The Visitors Center and Museum at the entrance to Hagley
The Visitors Center and Museum at the entrance to Hagley
Photo credit: 
Photo by Gregory Coin

The Delaware History Museum is a museum. Longwood Gardens is a garden (albeit a huuuuge garden). The Brandywine Zoo is a zoo. But Hagley, much like Winterthur, has so many facets that it’s impossible to wrap them all into a single descriptive title. Hagley is a 235-acre historic site, a history museum, a world-class industriall history library, a garden, an education center, the ancestral home of the du Pont family and company in America, and one of the most beautiful riverfront landscapes on the east coast.

You enter the Hagley Visitor Center complex from Barley Mill Road which intersects Route 141 just east of scenic Montchanin Road (Route 100).  Make a left turn into Hagley at the Brandywine River! The center houses a small but interesting museum shop and a museum offering visitors a look at 200 years of DuPont Company history. It features some of the company's most innovative products from nylon stockings to its Nomex fiber that insulates firemen’s coats all over the world. And, like Winterthur, the property is so large that you’ll need to take a bus from the Visitors Center to the various historic sites and exhibits.

E. I. du Pont built the first du Pont home in America, which he called Eleutherian Mills, in 1803. It sits on the crest of a hill overlooking the Brandywine River at Hagley. The Georgian-style residence is furnished with antiques and memorabilia of the five generations of du Ponts associated with the property. And next to the home there is a French-style garden created by Mr. du Pont, who was an avid botanist.

The first company office and a nearby barn are also open to the public. The office was constructed in 1837 and remained the nerve center for the company for more than fifty years. The barn features nineteenth century domestic, farm, and powder yard vehicles, a collection of weather vanes, agricultural tools and implements, as well as a Conestoga wagon. On the lower level of the Barn an antique automobile exhibit highlights the du Pont Motors company, featuring a 1928 Du Pont Motors Phaeton and contrasting it to a 1911 Detroit Electric car that also belonged to a family member.

::::

JOB 1 →
Write out the entries below word for word, from the first entry through the line that contains "heatmap-cell — [326, 319, 340, 340]", both ends included.

::::

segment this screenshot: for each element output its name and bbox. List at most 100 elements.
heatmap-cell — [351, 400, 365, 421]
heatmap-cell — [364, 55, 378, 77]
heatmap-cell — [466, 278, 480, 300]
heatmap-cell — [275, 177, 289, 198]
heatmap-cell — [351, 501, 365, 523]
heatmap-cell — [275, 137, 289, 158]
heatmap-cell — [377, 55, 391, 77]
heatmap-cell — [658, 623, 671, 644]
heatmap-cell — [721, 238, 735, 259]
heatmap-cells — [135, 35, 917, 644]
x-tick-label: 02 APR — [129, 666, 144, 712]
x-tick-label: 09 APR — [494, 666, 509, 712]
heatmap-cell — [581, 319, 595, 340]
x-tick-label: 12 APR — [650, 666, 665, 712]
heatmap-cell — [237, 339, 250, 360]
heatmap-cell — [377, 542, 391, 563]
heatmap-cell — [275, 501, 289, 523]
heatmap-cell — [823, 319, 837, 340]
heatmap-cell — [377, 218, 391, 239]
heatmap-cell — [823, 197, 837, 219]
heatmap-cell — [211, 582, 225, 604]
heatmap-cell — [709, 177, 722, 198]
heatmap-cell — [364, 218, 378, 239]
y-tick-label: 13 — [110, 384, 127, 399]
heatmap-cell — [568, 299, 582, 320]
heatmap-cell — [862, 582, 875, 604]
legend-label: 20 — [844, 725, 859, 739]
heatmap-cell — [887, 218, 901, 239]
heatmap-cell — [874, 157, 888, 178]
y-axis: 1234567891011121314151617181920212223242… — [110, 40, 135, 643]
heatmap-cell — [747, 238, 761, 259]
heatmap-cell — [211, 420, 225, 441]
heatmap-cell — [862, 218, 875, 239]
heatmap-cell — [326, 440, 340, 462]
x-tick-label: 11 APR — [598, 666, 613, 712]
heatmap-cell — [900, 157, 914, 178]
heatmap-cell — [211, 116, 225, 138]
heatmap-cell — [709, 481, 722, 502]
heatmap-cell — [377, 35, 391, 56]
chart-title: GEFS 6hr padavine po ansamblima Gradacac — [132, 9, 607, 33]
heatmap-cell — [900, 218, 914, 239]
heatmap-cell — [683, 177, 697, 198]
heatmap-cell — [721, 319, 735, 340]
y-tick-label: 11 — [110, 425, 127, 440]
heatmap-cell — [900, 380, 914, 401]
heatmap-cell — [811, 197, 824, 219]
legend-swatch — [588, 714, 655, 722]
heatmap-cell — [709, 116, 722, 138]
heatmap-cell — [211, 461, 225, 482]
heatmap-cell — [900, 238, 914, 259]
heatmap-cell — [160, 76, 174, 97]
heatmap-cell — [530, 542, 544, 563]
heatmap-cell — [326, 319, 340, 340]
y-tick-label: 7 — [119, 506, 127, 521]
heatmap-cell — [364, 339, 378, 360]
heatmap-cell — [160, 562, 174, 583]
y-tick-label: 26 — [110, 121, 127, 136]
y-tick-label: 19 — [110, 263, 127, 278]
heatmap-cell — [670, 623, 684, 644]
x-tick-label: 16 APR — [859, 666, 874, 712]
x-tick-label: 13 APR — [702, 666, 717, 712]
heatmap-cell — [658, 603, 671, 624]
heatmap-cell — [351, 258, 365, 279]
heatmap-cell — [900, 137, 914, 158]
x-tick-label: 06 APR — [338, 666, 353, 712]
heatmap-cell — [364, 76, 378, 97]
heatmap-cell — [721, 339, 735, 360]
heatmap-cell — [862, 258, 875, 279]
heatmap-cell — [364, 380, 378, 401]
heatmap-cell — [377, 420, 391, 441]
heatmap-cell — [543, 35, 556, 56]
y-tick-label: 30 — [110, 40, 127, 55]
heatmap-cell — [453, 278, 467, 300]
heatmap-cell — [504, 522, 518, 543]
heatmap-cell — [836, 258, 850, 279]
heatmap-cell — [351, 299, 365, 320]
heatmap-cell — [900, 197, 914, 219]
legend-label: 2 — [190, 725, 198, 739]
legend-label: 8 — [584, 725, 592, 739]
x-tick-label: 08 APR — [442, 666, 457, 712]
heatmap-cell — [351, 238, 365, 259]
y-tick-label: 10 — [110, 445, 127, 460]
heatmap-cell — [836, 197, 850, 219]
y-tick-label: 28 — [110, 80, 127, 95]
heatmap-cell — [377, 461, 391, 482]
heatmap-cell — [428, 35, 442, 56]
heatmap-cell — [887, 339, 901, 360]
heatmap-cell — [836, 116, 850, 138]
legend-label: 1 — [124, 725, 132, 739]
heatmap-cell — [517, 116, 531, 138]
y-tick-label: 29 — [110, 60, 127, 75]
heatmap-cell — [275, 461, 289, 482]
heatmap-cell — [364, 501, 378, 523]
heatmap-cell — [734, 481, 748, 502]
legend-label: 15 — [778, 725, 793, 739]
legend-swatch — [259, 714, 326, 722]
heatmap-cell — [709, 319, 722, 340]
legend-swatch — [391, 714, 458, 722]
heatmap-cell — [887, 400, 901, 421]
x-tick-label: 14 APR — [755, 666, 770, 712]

::::

JOB 2 →
According to the Hagley text, why do visitors need to take a bus from the Visitors Center? Answer in one to three sentences.

EXERCISE SOLUTION 1 →
segment this screenshot: for each element output its name and bbox. List at most 100 elements.
heatmap-cell — [351, 400, 365, 421]
heatmap-cell — [364, 55, 378, 77]
heatmap-cell — [466, 278, 480, 300]
heatmap-cell — [275, 177, 289, 198]
heatmap-cell — [351, 501, 365, 523]
heatmap-cell — [275, 137, 289, 158]
heatmap-cell — [377, 55, 391, 77]
heatmap-cell — [658, 623, 671, 644]
heatmap-cell — [721, 238, 735, 259]
heatmap-cells — [135, 35, 917, 644]
x-tick-label: 02 APR — [129, 666, 144, 712]
x-tick-label: 09 APR — [494, 666, 509, 712]
heatmap-cell — [581, 319, 595, 340]
x-tick-label: 12 APR — [650, 666, 665, 712]
heatmap-cell — [237, 339, 250, 360]
heatmap-cell — [377, 542, 391, 563]
heatmap-cell — [275, 501, 289, 523]
heatmap-cell — [823, 319, 837, 340]
heatmap-cell — [377, 218, 391, 239]
heatmap-cell — [823, 197, 837, 219]
heatmap-cell — [211, 582, 225, 604]
heatmap-cell — [709, 177, 722, 198]
heatmap-cell — [364, 218, 378, 239]
y-tick-label: 13 — [110, 384, 127, 399]
heatmap-cell — [568, 299, 582, 320]
heatmap-cell — [862, 582, 875, 604]
legend-label: 20 — [844, 725, 859, 739]
heatmap-cell — [887, 218, 901, 239]
heatmap-cell — [874, 157, 888, 178]
y-axis: 1234567891011121314151617181920212223242… — [110, 40, 135, 643]
heatmap-cell — [747, 238, 761, 259]
heatmap-cell — [211, 420, 225, 441]
heatmap-cell — [862, 218, 875, 239]
heatmap-cell — [326, 440, 340, 462]
x-tick-label: 11 APR — [598, 666, 613, 712]
heatmap-cell — [900, 157, 914, 178]
heatmap-cell — [211, 116, 225, 138]
heatmap-cell — [709, 481, 722, 502]
heatmap-cell — [377, 35, 391, 56]
chart-title: GEFS 6hr padavine po ansamblima Gradacac — [132, 9, 607, 33]
heatmap-cell — [900, 218, 914, 239]
heatmap-cell — [683, 177, 697, 198]
heatmap-cell — [721, 319, 735, 340]
y-tick-label: 11 — [110, 425, 127, 440]
heatmap-cell — [900, 380, 914, 401]
heatmap-cell — [811, 197, 824, 219]
legend-swatch — [588, 714, 655, 722]
heatmap-cell — [709, 116, 722, 138]
heatmap-cell — [211, 461, 225, 482]
heatmap-cell — [900, 238, 914, 259]
heatmap-cell — [160, 76, 174, 97]
heatmap-cell — [530, 542, 544, 563]
heatmap-cell — [326, 319, 340, 340]

EXERCISE SOLUTION 2 →
Visitors need the bus because the property is so large. It carries them from the Visitors Center to the various historic sites and exhibits.